(GIVEN EXERCISE) Make an exact copy of the entries, and keep any pictures out of it.

(INFORMATION SHOWN)
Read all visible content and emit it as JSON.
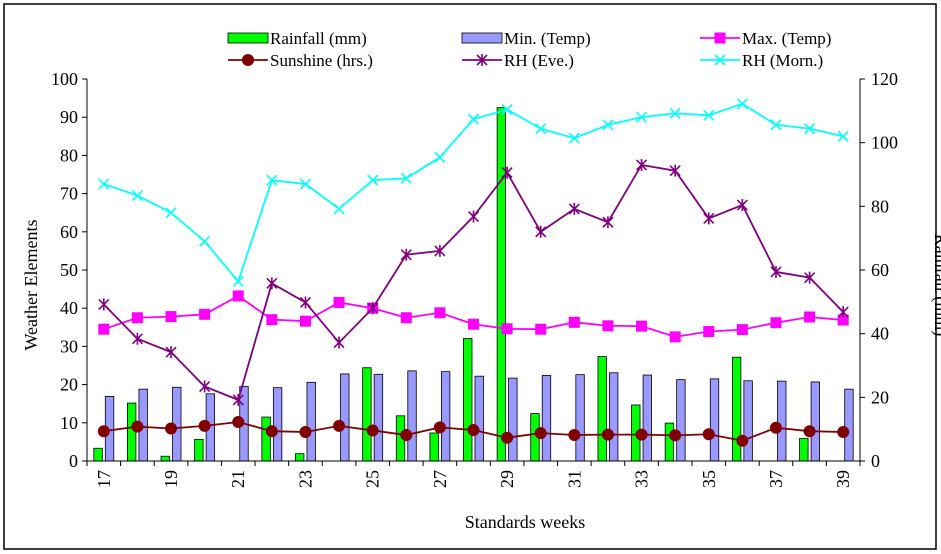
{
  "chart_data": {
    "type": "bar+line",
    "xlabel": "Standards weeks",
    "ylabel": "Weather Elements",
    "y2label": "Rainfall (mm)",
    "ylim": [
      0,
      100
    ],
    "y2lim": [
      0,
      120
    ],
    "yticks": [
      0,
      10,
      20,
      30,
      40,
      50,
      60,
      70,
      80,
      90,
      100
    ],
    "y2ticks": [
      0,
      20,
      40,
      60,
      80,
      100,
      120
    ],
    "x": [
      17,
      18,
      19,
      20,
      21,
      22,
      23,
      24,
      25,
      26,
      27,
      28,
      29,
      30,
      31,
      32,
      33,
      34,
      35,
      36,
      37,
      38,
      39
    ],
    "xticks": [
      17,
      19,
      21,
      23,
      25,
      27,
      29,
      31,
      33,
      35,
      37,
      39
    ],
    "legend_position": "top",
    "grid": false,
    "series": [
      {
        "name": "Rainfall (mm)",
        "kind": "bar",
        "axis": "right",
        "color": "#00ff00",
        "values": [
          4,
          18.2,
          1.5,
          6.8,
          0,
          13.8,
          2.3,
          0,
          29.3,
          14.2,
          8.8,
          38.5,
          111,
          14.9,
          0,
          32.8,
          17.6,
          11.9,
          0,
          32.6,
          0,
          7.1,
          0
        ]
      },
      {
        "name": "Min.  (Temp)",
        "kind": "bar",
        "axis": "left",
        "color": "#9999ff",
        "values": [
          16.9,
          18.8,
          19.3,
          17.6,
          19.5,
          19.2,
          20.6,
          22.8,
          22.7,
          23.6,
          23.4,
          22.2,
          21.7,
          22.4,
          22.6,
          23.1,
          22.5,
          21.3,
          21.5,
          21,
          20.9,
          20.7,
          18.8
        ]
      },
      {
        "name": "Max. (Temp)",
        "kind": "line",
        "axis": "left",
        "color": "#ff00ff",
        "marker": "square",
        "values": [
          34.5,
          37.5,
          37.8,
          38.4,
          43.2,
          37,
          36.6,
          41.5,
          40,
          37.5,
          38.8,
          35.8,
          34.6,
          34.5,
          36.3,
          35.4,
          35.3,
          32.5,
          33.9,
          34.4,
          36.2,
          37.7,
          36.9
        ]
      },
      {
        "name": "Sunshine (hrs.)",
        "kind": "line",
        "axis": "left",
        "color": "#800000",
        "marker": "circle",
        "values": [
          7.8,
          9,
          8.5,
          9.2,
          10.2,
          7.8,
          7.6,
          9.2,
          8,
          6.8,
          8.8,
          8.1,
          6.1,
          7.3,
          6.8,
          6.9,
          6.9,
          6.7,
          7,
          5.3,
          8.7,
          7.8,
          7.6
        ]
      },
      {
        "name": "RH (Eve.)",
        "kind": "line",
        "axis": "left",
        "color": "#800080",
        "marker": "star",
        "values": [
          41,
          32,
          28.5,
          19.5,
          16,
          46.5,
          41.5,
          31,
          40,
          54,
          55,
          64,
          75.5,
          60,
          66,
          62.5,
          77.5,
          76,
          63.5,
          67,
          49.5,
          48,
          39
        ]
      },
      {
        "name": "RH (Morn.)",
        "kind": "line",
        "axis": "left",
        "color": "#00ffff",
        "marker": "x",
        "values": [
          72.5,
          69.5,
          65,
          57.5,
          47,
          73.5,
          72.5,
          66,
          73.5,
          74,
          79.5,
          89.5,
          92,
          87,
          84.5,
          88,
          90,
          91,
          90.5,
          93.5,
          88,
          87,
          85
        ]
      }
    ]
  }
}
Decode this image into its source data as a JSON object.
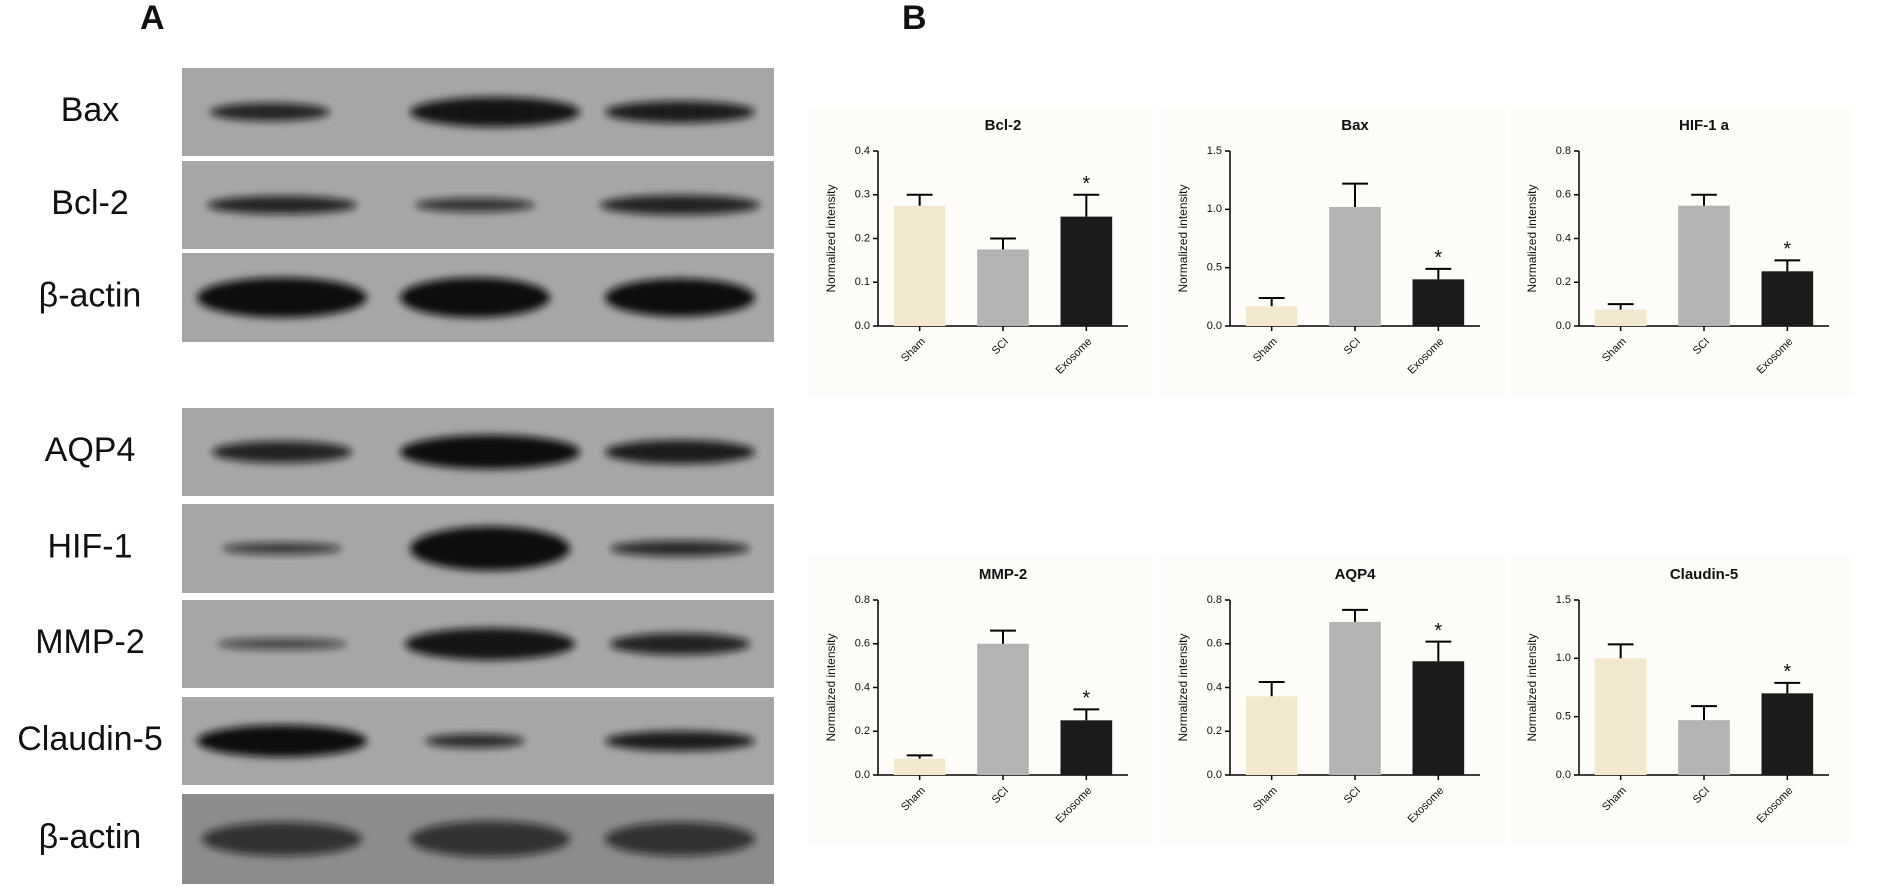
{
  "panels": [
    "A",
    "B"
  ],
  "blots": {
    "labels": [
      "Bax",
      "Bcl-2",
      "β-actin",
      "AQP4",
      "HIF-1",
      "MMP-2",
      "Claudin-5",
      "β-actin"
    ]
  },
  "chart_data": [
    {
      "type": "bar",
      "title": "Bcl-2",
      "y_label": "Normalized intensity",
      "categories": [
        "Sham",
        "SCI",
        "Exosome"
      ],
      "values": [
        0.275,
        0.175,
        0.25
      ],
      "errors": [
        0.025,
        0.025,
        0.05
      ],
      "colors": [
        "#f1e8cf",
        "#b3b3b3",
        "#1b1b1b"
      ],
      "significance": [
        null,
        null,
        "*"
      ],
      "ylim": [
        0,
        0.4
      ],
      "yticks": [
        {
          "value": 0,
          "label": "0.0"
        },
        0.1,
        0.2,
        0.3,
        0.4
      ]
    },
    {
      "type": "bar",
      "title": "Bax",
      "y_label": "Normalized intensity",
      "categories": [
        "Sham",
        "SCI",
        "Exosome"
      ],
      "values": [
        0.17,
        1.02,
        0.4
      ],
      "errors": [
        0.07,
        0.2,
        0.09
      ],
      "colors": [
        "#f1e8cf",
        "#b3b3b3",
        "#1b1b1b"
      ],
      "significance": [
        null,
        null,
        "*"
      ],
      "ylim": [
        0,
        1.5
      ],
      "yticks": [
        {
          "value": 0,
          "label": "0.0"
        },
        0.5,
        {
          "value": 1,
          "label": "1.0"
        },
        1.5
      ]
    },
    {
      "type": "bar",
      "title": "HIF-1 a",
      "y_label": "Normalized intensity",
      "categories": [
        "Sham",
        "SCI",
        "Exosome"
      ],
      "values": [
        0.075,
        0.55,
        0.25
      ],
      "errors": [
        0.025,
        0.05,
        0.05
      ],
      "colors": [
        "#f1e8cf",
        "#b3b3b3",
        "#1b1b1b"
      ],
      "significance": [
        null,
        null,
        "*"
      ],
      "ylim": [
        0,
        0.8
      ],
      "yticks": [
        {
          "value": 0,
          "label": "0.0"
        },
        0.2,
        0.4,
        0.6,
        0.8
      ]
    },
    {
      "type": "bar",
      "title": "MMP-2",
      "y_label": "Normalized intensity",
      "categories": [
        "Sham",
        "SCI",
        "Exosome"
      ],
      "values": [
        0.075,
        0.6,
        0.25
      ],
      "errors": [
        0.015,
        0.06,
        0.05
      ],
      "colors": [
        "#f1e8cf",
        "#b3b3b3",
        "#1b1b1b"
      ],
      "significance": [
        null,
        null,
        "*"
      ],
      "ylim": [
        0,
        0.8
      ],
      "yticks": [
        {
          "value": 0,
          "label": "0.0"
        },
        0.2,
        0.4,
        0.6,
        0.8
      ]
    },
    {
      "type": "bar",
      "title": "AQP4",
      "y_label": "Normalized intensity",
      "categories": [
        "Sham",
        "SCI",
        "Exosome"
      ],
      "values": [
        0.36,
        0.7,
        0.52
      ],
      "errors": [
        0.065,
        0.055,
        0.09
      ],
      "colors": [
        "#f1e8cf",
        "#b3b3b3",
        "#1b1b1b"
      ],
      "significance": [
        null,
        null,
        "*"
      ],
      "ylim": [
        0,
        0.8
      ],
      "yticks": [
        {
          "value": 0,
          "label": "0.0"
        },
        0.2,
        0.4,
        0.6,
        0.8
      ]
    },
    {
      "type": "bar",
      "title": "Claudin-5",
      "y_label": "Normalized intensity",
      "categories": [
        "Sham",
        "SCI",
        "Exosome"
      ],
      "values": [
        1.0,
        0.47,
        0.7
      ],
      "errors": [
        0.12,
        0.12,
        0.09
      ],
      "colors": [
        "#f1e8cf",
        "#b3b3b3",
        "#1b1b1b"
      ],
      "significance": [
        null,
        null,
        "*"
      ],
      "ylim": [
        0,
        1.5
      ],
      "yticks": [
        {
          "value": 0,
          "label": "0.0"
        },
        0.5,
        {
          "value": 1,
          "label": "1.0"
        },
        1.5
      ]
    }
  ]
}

(COMPLETED TASK)
Read all visible content and emit it as JSON.
{
  "chart_data": {
    "type": "bar+line",
    "xlabel": "Standards weeks",
    "ylabel": "Weather Elements",
    "y2label": "Rainfall (mm)",
    "ylim": [
      0,
      100
    ],
    "y2lim": [
      0,
      120
    ],
    "yticks": [
      0,
      10,
      20,
      30,
      40,
      50,
      60,
      70,
      80,
      90,
      100
    ],
    "y2ticks": [
      0,
      20,
      40,
      60,
      80,
      100,
      120
    ],
    "x": [
      17,
      18,
      19,
      20,
      21,
      22,
      23,
      24,
      25,
      26,
      27,
      28,
      29,
      30,
      31,
      32,
      33,
      34,
      35,
      36,
      37,
      38,
      39
    ],
    "xticks": [
      17,
      19,
      21,
      23,
      25,
      27,
      29,
      31,
      33,
      35,
      37,
      39
    ],
    "legend_position": "top",
    "grid": false,
    "series": [
      {
        "name": "Rainfall (mm)",
        "kind": "bar",
        "axis": "right",
        "color": "#00ff00",
        "values": [
          4,
          18.2,
          1.5,
          6.8,
          0,
          13.8,
          2.3,
          0,
          29.3,
          14.2,
          8.8,
          38.5,
          111,
          14.9,
          0,
          32.8,
          17.6,
          11.9,
          0,
          32.6,
          0,
          7.1,
          0
        ]
      },
      {
        "name": "Min.  (Temp)",
        "kind": "bar",
        "axis": "left",
        "color": "#9999ff",
        "values": [
          16.9,
          18.8,
          19.3,
          17.6,
          19.5,
          19.2,
          20.6,
          22.8,
          22.7,
          23.6,
          23.4,
          22.2,
          21.7,
          22.4,
          22.6,
          23.1,
          22.5,
          21.3,
          21.5,
          21,
          20.9,
          20.7,
          18.8
        ]
      },
      {
        "name": "Max. (Temp)",
        "kind": "line",
        "axis": "left",
        "color": "#ff00ff",
        "marker": "square",
        "values": [
          34.5,
          37.5,
          37.8,
          38.4,
          43.2,
          37,
          36.6,
          41.5,
          40,
          37.5,
          38.8,
          35.8,
          34.6,
          34.5,
          36.3,
          35.4,
          35.3,
          32.5,
          33.9,
          34.4,
          36.2,
          37.7,
          36.9
        ]
      },
      {
        "name": "Sunshine (hrs.)",
        "kind": "line",
        "axis": "left",
        "color": "#800000",
        "marker": "circle",
        "values": [
          7.8,
          9,
          8.5,
          9.2,
          10.2,
          7.8,
          7.6,
          9.2,
          8,
          6.8,
          8.8,
          8.1,
          6.1,
          7.3,
          6.8,
          6.9,
          6.9,
          6.7,
          7,
          5.3,
          8.7,
          7.8,
          7.6
        ]
      },
      {
        "name": "RH (Eve.)",
        "kind": "line",
        "axis": "left",
        "color": "#800080",
        "marker": "star",
        "values": [
          41,
          32,
          28.5,
          19.5,
          16,
          46.5,
          41.5,
          31,
          40,
          54,
          55,
          64,
          75.5,
          60,
          66,
          62.5,
          77.5,
          76,
          63.5,
          67,
          49.5,
          48,
          39
        ]
      },
      {
        "name": "RH (Morn.)",
        "kind": "line",
        "axis": "left",
        "color": "#00ffff",
        "marker": "x",
        "values": [
          72.5,
          69.5,
          65,
          57.5,
          47,
          73.5,
          72.5,
          66,
          73.5,
          74,
          79.5,
          89.5,
          92,
          87,
          84.5,
          88,
          90,
          91,
          90.5,
          93.5,
          88,
          87,
          85
        ]
      }
    ]
  }
}
Decode this image into its source data as a JSON object.
{
  "panels": [
    "A",
    "B"
  ],
  "blots": {
    "labels": [
      "Bax",
      "Bcl-2",
      "β-actin",
      "AQP4",
      "HIF-1",
      "MMP-2",
      "Claudin-5",
      "β-actin"
    ]
  },
  "chart_data": [
    {
      "type": "bar",
      "title": "Bcl-2",
      "y_label": "Normalized intensity",
      "categories": [
        "Sham",
        "SCI",
        "Exosome"
      ],
      "values": [
        0.275,
        0.175,
        0.25
      ],
      "errors": [
        0.025,
        0.025,
        0.05
      ],
      "colors": [
        "#f1e8cf",
        "#b3b3b3",
        "#1b1b1b"
      ],
      "significance": [
        null,
        null,
        "*"
      ],
      "ylim": [
        0,
        0.4
      ],
      "yticks": [
        {
          "value": 0,
          "label": "0.0"
        },
        0.1,
        0.2,
        0.3,
        0.4
      ]
    },
    {
      "type": "bar",
      "title": "Bax",
      "y_label": "Normalized intensity",
      "categories": [
        "Sham",
        "SCI",
        "Exosome"
      ],
      "values": [
        0.17,
        1.02,
        0.4
      ],
      "errors": [
        0.07,
        0.2,
        0.09
      ],
      "colors": [
        "#f1e8cf",
        "#b3b3b3",
        "#1b1b1b"
      ],
      "significance": [
        null,
        null,
        "*"
      ],
      "ylim": [
        0,
        1.5
      ],
      "yticks": [
        {
          "value": 0,
          "label": "0.0"
        },
        0.5,
        {
          "value": 1,
          "label": "1.0"
        },
        1.5
      ]
    },
    {
      "type": "bar",
      "title": "HIF-1 a",
      "y_label": "Normalized intensity",
      "categories": [
        "Sham",
        "SCI",
        "Exosome"
      ],
      "values": [
        0.075,
        0.55,
        0.25
      ],
      "errors": [
        0.025,
        0.05,
        0.05
      ],
      "colors": [
        "#f1e8cf",
        "#b3b3b3",
        "#1b1b1b"
      ],
      "significance": [
        null,
        null,
        "*"
      ],
      "ylim": [
        0,
        0.8
      ],
      "yticks": [
        {
          "value": 0,
          "label": "0.0"
        },
        0.2,
        0.4,
        0.6,
        0.8
      ]
    },
    {
      "type": "bar",
      "title": "MMP-2",
      "y_label": "Normalized intensity",
      "categories": [
        "Sham",
        "SCI",
        "Exosome"
      ],
      "values": [
        0.075,
        0.6,
        0.25
      ],
      "errors": [
        0.015,
        0.06,
        0.05
      ],
      "colors": [
        "#f1e8cf",
        "#b3b3b3",
        "#1b1b1b"
      ],
      "significance": [
        null,
        null,
        "*"
      ],
      "ylim": [
        0,
        0.8
      ],
      "yticks": [
        {
          "value": 0,
          "label": "0.0"
        },
        0.2,
        0.4,
        0.6,
        0.8
      ]
    },
    {
      "type": "bar",
      "title": "AQP4",
      "y_label": "Normalized intensity",
      "categories": [
        "Sham",
        "SCI",
        "Exosome"
      ],
      "values": [
        0.36,
        0.7,
        0.52
      ],
      "errors": [
        0.065,
        0.055,
        0.09
      ],
      "colors": [
        "#f1e8cf",
        "#b3b3b3",
        "#1b1b1b"
      ],
      "significance": [
        null,
        null,
        "*"
      ],
      "ylim": [
        0,
        0.8
      ],
      "yticks": [
        {
          "value": 0,
          "label": "0.0"
        },
        0.2,
        0.4,
        0.6,
        0.8
      ]
    },
    {
      "type": "bar",
      "title": "Claudin-5",
      "y_label": "Normalized intensity",
      "categories": [
        "Sham",
        "SCI",
        "Exosome"
      ],
      "values": [
        1.0,
        0.47,
        0.7
      ],
      "errors": [
        0.12,
        0.12,
        0.09
      ],
      "colors": [
        "#f1e8cf",
        "#b3b3b3",
        "#1b1b1b"
      ],
      "significance": [
        null,
        null,
        "*"
      ],
      "ylim": [
        0,
        1.5
      ],
      "yticks": [
        {
          "value": 0,
          "label": "0.0"
        },
        0.5,
        {
          "value": 1,
          "label": "1.0"
        },
        1.5
      ]
    }
  ]
}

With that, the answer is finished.